■ **Task description**
What lines of the data hold the string "xlabel"? Pull each one out.

■ **Records**

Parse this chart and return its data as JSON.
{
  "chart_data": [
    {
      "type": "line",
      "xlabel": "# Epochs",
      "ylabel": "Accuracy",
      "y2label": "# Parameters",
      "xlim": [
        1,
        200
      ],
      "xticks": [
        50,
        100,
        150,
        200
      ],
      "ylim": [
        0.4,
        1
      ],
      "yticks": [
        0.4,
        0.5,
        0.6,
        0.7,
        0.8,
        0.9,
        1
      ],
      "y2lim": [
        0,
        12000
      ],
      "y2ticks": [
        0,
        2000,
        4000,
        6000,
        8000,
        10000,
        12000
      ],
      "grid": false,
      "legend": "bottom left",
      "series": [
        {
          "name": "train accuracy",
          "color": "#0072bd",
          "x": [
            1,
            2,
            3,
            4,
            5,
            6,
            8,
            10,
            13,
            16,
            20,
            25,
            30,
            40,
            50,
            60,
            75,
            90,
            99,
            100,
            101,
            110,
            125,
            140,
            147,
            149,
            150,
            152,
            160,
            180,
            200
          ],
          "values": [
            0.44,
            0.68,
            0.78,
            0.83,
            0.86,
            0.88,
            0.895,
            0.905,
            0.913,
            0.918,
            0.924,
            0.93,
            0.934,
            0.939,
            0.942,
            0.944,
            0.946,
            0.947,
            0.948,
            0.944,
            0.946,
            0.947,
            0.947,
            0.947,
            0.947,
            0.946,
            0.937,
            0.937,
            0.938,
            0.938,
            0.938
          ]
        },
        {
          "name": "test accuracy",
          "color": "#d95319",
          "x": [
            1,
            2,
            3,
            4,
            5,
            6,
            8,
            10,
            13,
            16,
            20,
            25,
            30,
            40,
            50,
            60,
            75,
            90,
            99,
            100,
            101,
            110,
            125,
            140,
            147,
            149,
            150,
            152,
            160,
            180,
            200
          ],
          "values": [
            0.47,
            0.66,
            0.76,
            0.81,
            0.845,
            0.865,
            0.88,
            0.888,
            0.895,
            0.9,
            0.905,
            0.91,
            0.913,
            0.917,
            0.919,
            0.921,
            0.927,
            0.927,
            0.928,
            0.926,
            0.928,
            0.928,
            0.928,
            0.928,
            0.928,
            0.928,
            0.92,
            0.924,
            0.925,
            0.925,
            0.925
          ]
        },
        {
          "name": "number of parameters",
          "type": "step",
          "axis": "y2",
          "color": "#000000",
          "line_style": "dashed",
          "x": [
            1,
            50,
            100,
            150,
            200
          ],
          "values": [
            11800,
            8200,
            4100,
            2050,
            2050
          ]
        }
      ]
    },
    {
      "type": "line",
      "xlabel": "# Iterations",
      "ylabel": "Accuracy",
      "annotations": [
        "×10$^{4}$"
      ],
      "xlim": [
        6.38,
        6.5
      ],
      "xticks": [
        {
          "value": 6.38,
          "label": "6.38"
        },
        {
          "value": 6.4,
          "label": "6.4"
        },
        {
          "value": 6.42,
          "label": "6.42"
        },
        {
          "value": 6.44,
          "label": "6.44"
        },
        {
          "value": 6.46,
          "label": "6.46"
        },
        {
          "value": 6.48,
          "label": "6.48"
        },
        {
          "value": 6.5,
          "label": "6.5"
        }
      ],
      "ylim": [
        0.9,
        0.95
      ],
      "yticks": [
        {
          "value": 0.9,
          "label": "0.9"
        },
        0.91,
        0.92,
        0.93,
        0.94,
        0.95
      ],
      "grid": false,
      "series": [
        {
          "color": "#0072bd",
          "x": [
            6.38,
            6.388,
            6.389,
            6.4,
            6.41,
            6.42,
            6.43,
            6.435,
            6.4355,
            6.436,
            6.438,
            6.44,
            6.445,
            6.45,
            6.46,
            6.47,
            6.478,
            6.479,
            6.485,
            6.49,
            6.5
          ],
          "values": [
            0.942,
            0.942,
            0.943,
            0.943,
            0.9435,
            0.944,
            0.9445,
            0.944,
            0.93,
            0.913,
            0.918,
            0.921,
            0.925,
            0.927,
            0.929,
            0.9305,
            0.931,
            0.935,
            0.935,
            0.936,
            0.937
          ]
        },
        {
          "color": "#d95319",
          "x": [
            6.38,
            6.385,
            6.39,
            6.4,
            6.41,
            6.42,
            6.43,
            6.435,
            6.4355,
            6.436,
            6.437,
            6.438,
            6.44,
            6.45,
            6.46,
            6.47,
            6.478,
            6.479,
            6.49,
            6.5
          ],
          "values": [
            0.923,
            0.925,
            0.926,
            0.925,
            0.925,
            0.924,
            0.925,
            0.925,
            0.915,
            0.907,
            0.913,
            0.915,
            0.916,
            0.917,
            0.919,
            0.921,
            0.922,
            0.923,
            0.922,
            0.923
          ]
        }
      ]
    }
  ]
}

==

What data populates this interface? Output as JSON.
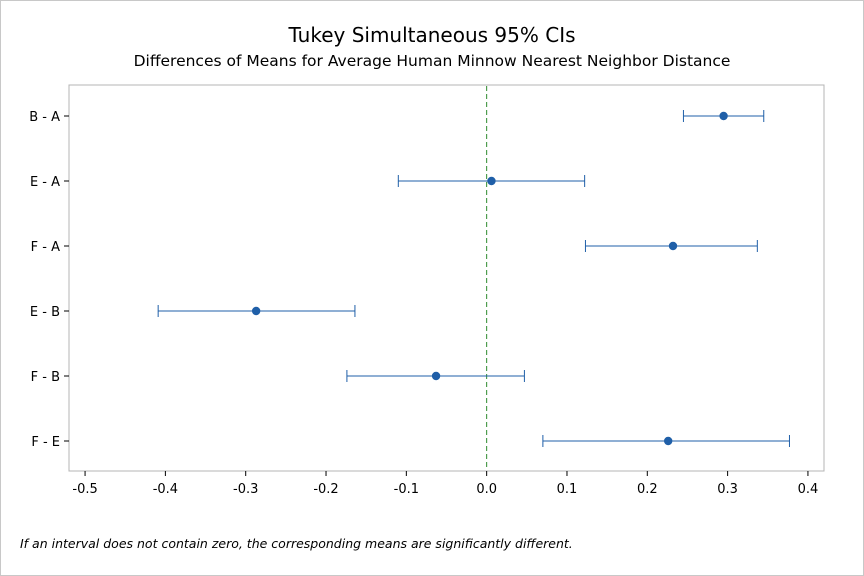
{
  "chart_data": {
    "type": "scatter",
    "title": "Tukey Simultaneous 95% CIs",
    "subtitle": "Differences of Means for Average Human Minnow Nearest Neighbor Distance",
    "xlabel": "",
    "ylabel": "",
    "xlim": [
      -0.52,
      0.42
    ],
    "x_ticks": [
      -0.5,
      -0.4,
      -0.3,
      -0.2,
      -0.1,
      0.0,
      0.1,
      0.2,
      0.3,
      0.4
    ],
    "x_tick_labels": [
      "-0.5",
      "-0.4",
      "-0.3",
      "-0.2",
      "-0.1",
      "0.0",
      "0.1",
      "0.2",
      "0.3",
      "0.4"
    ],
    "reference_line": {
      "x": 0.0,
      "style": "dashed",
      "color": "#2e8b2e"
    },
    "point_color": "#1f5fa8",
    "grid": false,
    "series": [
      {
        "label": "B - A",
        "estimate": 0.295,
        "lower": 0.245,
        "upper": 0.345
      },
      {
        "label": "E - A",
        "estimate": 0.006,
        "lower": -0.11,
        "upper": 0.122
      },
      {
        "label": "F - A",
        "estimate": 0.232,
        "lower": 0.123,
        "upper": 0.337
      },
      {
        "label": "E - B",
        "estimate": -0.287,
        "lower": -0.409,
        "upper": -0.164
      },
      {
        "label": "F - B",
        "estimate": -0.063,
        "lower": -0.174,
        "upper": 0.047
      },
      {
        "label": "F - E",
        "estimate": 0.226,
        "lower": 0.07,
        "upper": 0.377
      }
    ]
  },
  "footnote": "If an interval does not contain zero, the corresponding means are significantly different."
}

■ **Complete response**
      "xlabel": "# Epochs",
      "xlabel": "# Iterations",
    "xlabel": "",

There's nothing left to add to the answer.